(DIRECTIONS FOR THIS TASK): Exact reproduction is required for all entries.

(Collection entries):
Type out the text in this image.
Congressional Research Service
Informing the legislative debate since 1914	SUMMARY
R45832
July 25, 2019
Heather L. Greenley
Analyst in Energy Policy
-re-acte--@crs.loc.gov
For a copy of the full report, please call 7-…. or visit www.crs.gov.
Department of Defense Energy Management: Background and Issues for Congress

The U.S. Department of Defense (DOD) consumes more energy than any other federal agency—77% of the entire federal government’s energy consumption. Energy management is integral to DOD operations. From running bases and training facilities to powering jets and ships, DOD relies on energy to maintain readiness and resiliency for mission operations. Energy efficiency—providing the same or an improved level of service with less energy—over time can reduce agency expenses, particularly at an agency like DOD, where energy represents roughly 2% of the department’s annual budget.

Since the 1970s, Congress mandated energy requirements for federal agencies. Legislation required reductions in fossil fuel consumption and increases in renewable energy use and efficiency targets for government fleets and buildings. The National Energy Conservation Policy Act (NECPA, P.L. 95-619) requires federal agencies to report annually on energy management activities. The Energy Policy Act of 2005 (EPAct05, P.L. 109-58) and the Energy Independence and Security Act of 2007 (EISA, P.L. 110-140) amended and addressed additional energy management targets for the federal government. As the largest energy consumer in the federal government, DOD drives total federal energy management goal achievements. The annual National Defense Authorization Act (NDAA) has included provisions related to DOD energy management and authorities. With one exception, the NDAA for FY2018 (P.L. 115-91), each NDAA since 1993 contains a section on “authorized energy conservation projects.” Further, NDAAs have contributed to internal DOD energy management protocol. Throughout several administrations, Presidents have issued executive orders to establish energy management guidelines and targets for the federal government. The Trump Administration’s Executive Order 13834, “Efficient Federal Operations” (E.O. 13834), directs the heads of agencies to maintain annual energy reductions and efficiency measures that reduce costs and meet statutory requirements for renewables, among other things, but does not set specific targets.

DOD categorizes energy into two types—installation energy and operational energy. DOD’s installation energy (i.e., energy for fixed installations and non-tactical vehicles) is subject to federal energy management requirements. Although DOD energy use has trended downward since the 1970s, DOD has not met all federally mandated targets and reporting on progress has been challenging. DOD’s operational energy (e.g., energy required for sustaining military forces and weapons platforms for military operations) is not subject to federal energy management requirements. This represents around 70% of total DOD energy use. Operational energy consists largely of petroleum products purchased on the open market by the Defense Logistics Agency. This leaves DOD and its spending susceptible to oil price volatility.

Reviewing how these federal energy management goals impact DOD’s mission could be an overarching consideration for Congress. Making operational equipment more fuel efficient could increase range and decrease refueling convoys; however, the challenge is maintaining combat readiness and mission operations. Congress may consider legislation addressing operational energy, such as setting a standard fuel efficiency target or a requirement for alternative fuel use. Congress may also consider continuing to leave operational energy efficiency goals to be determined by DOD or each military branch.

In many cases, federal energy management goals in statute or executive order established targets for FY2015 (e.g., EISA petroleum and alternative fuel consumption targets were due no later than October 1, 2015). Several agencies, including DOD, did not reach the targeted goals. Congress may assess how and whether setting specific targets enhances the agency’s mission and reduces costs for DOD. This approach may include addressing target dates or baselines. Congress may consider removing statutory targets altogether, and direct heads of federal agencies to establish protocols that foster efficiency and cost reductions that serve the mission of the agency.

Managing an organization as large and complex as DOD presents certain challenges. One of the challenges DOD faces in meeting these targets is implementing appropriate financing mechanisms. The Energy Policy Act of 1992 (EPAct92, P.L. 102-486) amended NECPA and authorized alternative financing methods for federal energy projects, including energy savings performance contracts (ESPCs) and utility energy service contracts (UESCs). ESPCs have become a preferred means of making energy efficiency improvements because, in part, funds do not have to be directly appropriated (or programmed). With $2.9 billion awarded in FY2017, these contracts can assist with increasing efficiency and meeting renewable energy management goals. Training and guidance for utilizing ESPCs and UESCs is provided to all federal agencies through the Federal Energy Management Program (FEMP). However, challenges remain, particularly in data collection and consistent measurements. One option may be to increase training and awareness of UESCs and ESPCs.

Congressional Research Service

(PROBLEM SOLUTION):
Type out the text in this image.
Congressional Research Service
Informing the legislative debate since 1914	SUMMARY
R45832
July 25, 2019
Heather L. Greenley
Analyst in Energy Policy
-re-acte--@crs.loc.gov
For a copy of the full report, please call 7-…. or visit www.crs.gov.
Department of Defense Energy Management: Background and Issues for Congress

The U.S. Department of Defense (DOD) consumes more energy than any other federal agency—77% of the entire federal government’s energy consumption. Energy management is integral to DOD operations. From running bases and training facilities to powering jets and ships, DOD relies on energy to maintain readiness and resiliency for mission operations. Energy efficiency—providing the same or an improved level of service with less energy—over time can reduce agency expenses, particularly at an agency like DOD, where energy represents roughly 2% of the department’s annual budget.

Since the 1970s, Congress mandated energy requirements for federal agencies. Legislation required reductions in fossil fuel consumption and increases in renewable energy use and efficiency targets for government fleets and buildings. The National Energy Conservation Policy Act (NECPA, P.L. 95-619) requires federal agencies to report annually on energy management activities. The Energy Policy Act of 2005 (EPAct05, P.L. 109-58) and the Energy Independence and Security Act of 2007 (EISA, P.L. 110-140) amended and addressed additional energy management targets for the federal government. As the largest energy consumer in the federal government, DOD drives total federal energy management goal achievements. The annual National Defense Authorization Act (NDAA) has included provisions related to DOD energy management and authorities. With one exception, the NDAA for FY2018 (P.L. 115-91), each NDAA since 1993 contains a section on “authorized energy conservation projects.” Further, NDAAs have contributed to internal DOD energy management protocol. Throughout several administrations, Presidents have issued executive orders to establish energy management guidelines and targets for the federal government. The Trump Administration’s Executive Order 13834, “Efficient Federal Operations” (E.O. 13834), directs the heads of agencies to maintain annual energy reductions and efficiency measures that reduce costs and meet statutory requirements for renewables, among other things, but does not set specific targets.

DOD categorizes energy into two types—installation energy and operational energy. DOD’s installation energy (i.e., energy for fixed installations and non-tactical vehicles) is subject to federal energy management requirements. Although DOD energy use has trended downward since the 1970s, DOD has not met all federally mandated targets and reporting on progress has been challenging. DOD’s operational energy (e.g., energy required for sustaining military forces and weapons platforms for military operations) is not subject to federal energy management requirements. This represents around 70% of total DOD energy use. Operational energy consists largely of petroleum products purchased on the open market by the Defense Logistics Agency. This leaves DOD and its spending susceptible to oil price volatility.

Reviewing how these federal energy management goals impact DOD’s mission could be an overarching consideration for Congress. Making operational equipment more fuel efficient could increase range and decrease refueling convoys; however, the challenge is maintaining combat readiness and mission operations. Congress may consider legislation addressing operational energy, such as setting a standard fuel efficiency target or a requirement for alternative fuel use. Congress may also consider continuing to leave operational energy efficiency goals to be determined by DOD or each military branch.

In many cases, federal energy management goals in statute or executive order established targets for FY2015 (e.g., EISA petroleum and alternative fuel consumption targets were due no later than October 1, 2015). Several agencies, including DOD, did not reach the targeted goals. Congress may assess how and whether setting specific targets enhances the agency’s mission and reduces costs for DOD. This approach may include addressing target dates or baselines. Congress may consider removing statutory targets altogether, and direct heads of federal agencies to establish protocols that foster efficiency and cost reductions that serve the mission of the agency.

Managing an organization as large and complex as DOD presents certain challenges. One of the challenges DOD faces in meeting these targets is implementing appropriate financing mechanisms. The Energy Policy Act of 1992 (EPAct92, P.L. 102-486) amended NECPA and authorized alternative financing methods for federal energy projects, including energy savings performance contracts (ESPCs) and utility energy service contracts (UESCs). ESPCs have become a preferred means of making energy efficiency improvements because, in part, funds do not have to be directly appropriated (or programmed). With $2.9 billion awarded in FY2017, these contracts can assist with increasing efficiency and meeting renewable energy management goals. Training and guidance for utilizing ESPCs and UESCs is provided to all federal agencies through the Federal Energy Management Program (FEMP). However, challenges remain, particularly in data collection and consistent measurements. One option may be to increase training and awareness of UESCs and ESPCs.

Congressional Research Service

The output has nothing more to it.